<<<<

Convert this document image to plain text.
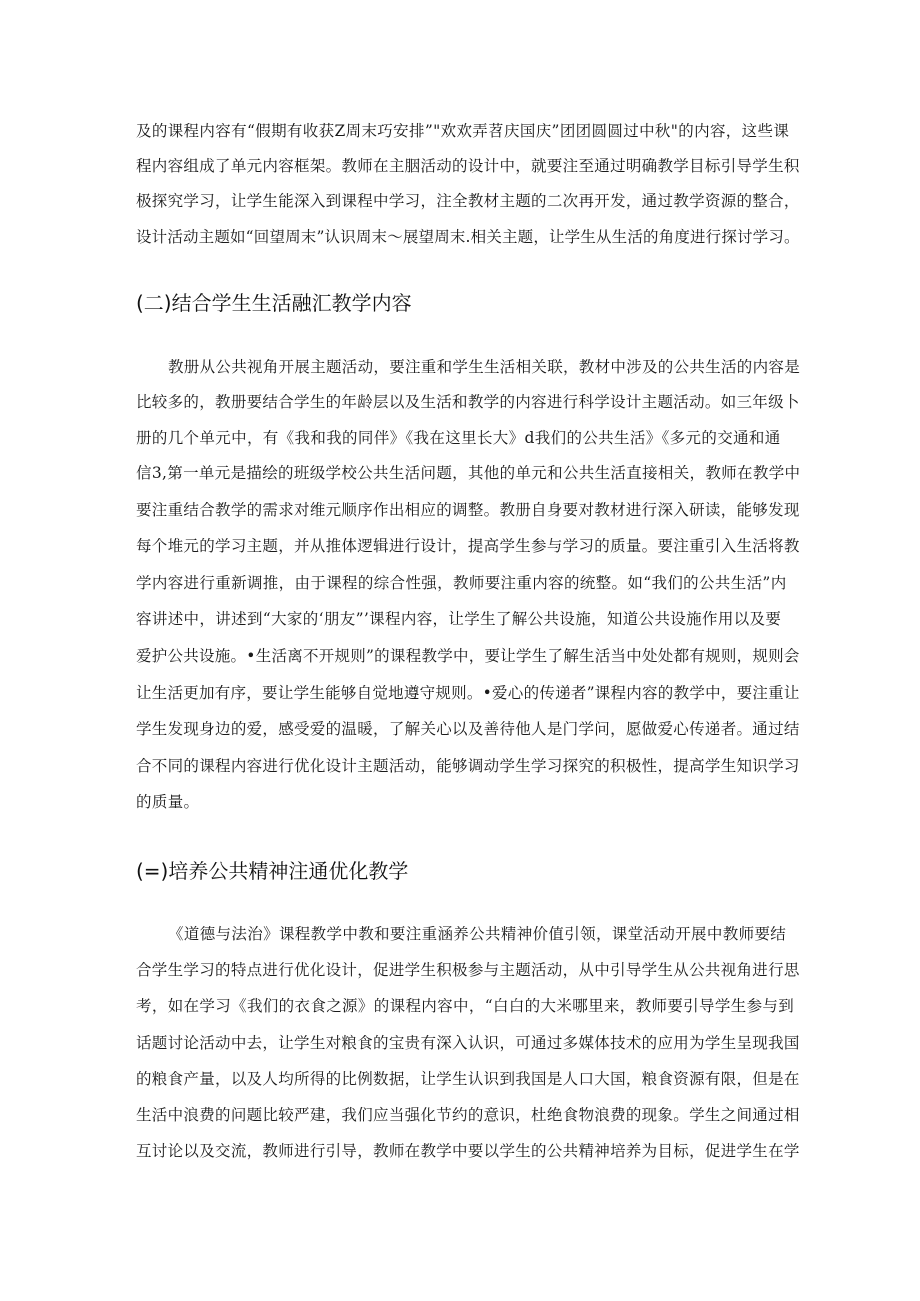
及的课程内容有“假期有收获Z周末巧安排”"欢欢弄苕庆国庆”团团圆圆过中秋"的内容，这些课
程内容组成了单元内容框架。教师在主胭活动的设计中，就要注至通过明确教学目标引导学生积
极探究学习，让学生能深入到课程中学习，注全教材主题的二次再开发，通过教学资源的整合，
设计活动主题如“回望周末”认识周末～展望周末.相关主题，让学生从生活的角度进行探讨学习。
(二)结合学生生活融汇教学内容
教册从公共视角开展主题活动，要注重和学生生活相关联，教材中涉及的公共生活的内容是
比较多的，教册要结合学生的年龄层以及生活和教学的内容进行科学设计主题活动。如三年级卜
册的几个单元中，有《我和我的同伴》《我在这里长大》d我们的公共生活》《多元的交通和通
信3,第一单元是描绘的班级学校公共生活问题，其他的单元和公共生活直接相关，教师在教学中
要注重结合教学的需求对维元顺序作出相应的调整。教册自身要对教材进行深入研读，能够发现
每个堆元的学习主题，并从推体逻辑进行设计，提高学生参与学习的质量。要注重引入生活将教
学内容进行重新调推，由于课程的综合性强，教师要注重内容的统整。如“我们的公共生活”内
容讲述中，讲述到“大家的‘朋友”’课程内容，让学生了解公共设施，知道公共设施作用以及要
爱护公共设施。•生活离不开规则”的课程教学中，要让学生了解生活当中处处都有规则，规则会
让生活更加有序，要让学生能够自觉地遵守规则。•爱心的传递者”课程内容的教学中，要注重让
学生发现身边的爱，感受爱的温暖，了解关心以及善待他人是门学问，愿做爱心传递者。通过结
合不同的课程内容进行优化设计主题活动，能够调动学生学习探究的积极性，提高学生知识学习
的质量。
(=)培养公共精神注通优化教学
《道德与法治》课程教学中教和要注重涵养公共精神价值引领，课堂活动开展中教师要结
合学生学习的特点进行优化设计，促进学生积极参与主题活动，从中引导学生从公共视角进行思
考，如在学习《我们的衣食之源》的课程内容中，“白白的大米哪里来，教师要引导学生参与到
话题讨论活动中去，让学生对粮食的宝贵有深入认识，可通过多媒体技术的应用为学生呈现我国
的粮食产量，以及人均所得的比例数据，让学生认识到我国是人口大国，粮食资源有限，但是在
生活中浪费的问题比较严建，我们应当强化节约的意识，杜绝食物浪费的现象。学生之间通过相
互讨论以及交流，教师进行引导，教师在教学中要以学生的公共精神培养为目标，促进学生在学
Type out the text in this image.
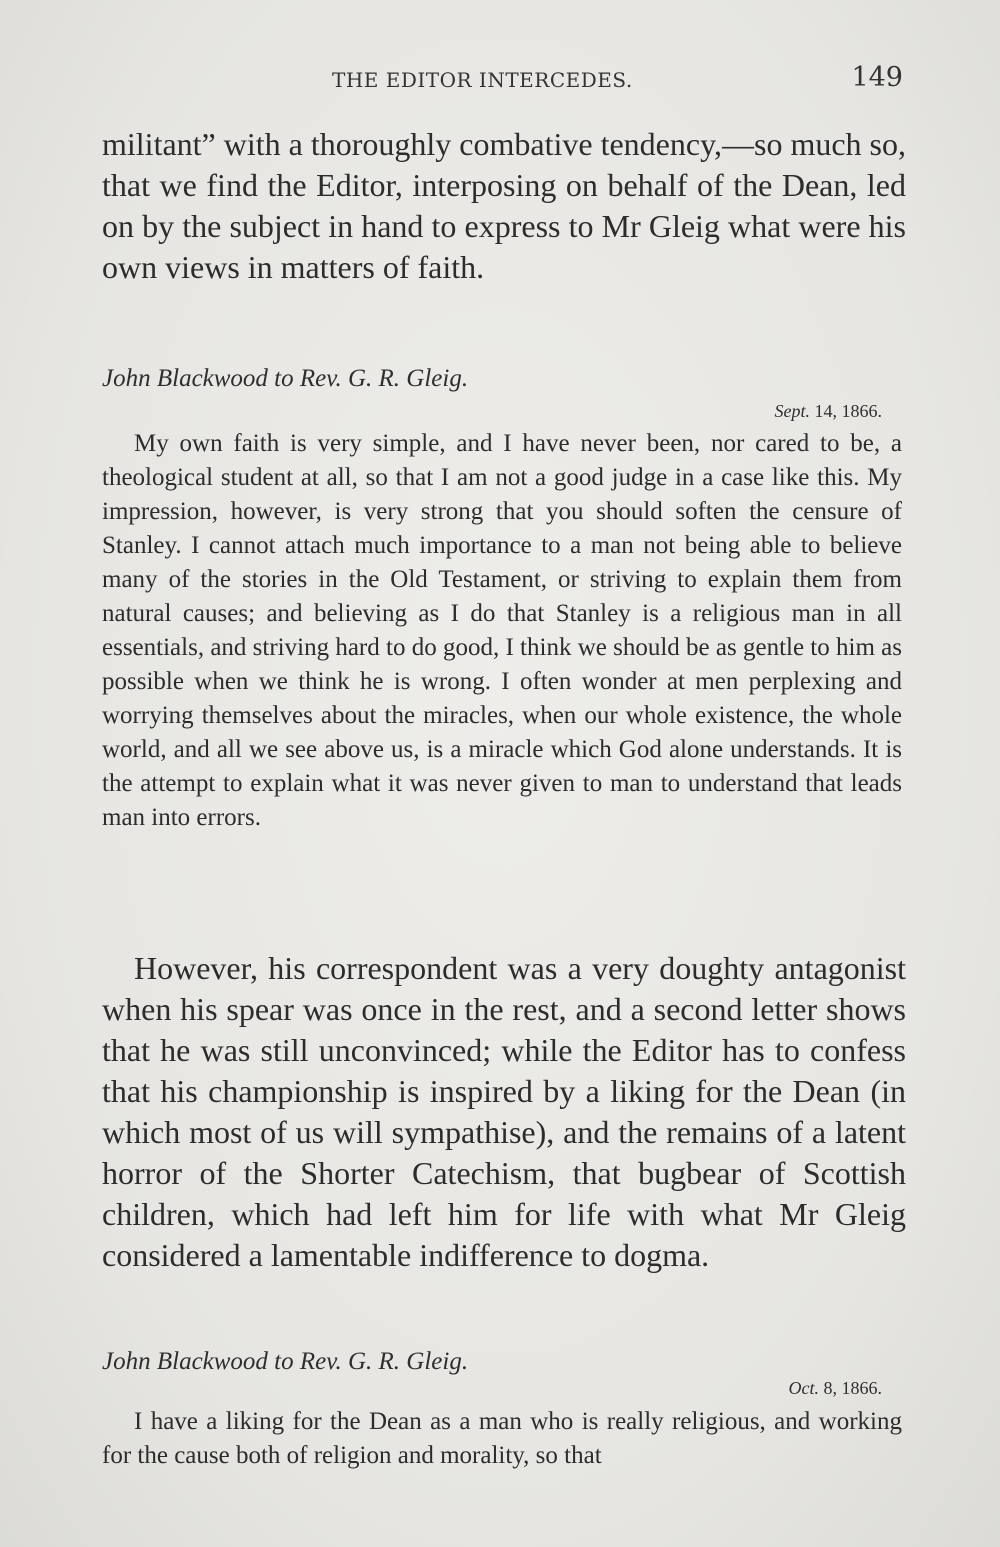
THE EDITOR INTERCEDES.	149

militant” with a thoroughly combative tendency,—so much so, that we find the Editor, interposing on behalf of the Dean, led on by the subject in hand to express to Mr Gleig what were his own views in matters of faith.

John Blackwood to Rev. G. R. Gleig.

Sept. 14, 1866.

My own faith is very simple, and I have never been, nor cared to be, a theological student at all, so that I am not a good judge in a case like this. My impression, however, is very strong that you should soften the censure of Stanley. I cannot attach much importance to a man not being able to believe many of the stories in the Old Testament, or striving to explain them from natural causes; and believing as I do that Stanley is a religious man in all essentials, and striving hard to do good, I think we should be as gentle to him as possible when we think he is wrong. I often wonder at men perplexing and worrying themselves about the miracles, when our whole existence, the whole world, and all we see above us, is a miracle which God alone understands. It is the attempt to explain what it was never given to man to understand that leads man into errors.

However, his correspondent was a very doughty antagonist when his spear was once in the rest, and a second letter shows that he was still unconvinced; while the Editor has to confess that his championship is inspired by a liking for the Dean (in which most of us will sympathise), and the remains of a latent horror of the Shorter Catechism, that bugbear of Scottish children, which had left him for life with what Mr Gleig considered a lamentable indifference to dogma.

John Blackwood to Rev. G. R. Gleig.

Oct. 8, 1866.

I have a liking for the Dean as a man who is really religious, and working for the cause both of religion and morality, so that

>>>>

Instructions to follow
Gather from the records above every line containing the string "text".

Result
Convert this document image to plain text.
Type out the text in this image.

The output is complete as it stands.